[START PROVIDED DATA]
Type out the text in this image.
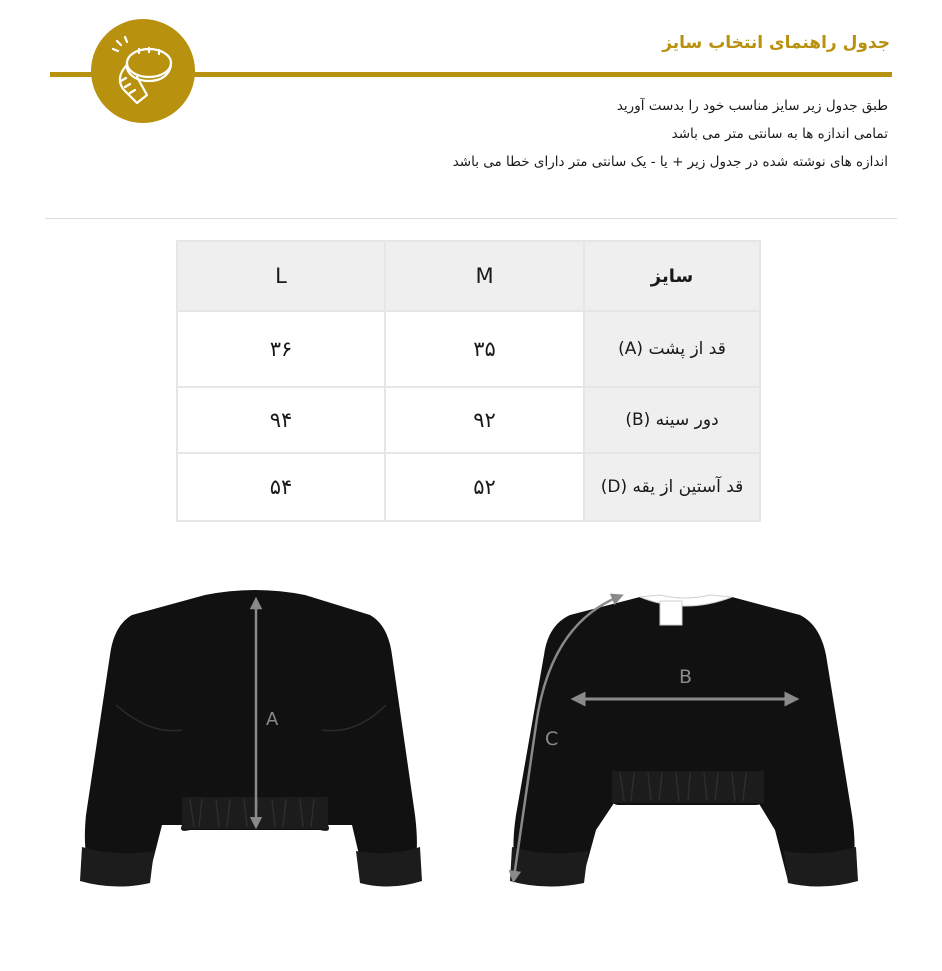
جدول راهنمای انتخاب سایز
طبق جدول زیر سایز مناسب خود را بدست آورید
تمامی اندازه ها به سانتی متر می باشد
اندازه های نوشته شده در جدول زیر + یا - یک سانتی متر دارای خطا می باشد
سایز	M	L
قد از پشت (A)	۳۵	۳۶
دور سینه (B)	۹۲	۹۴
قد آستین از یقه (D)	۵۲	۵۴
A
B
C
[END PROVIDED DATA]
Reproduce each entry verbatim, excluding any embedded images.

OUTPUT OF THE TASK:
Type out the text in this image.
جدول راهنمای انتخاب سایز
طبق جدول زیر سایز مناسب خود را بدست آورید
تمامی اندازه ها به سانتی متر می باشد
اندازه های نوشته شده در جدول زیر + یا - یک سانتی متر دارای خطا می باشد
سایز	M	L
قد از پشت (A)	۳۵	۳۶
دور سینه (B)	۹۲	۹۴
قد آستین از یقه (D)	۵۲	۵۴
A
B
C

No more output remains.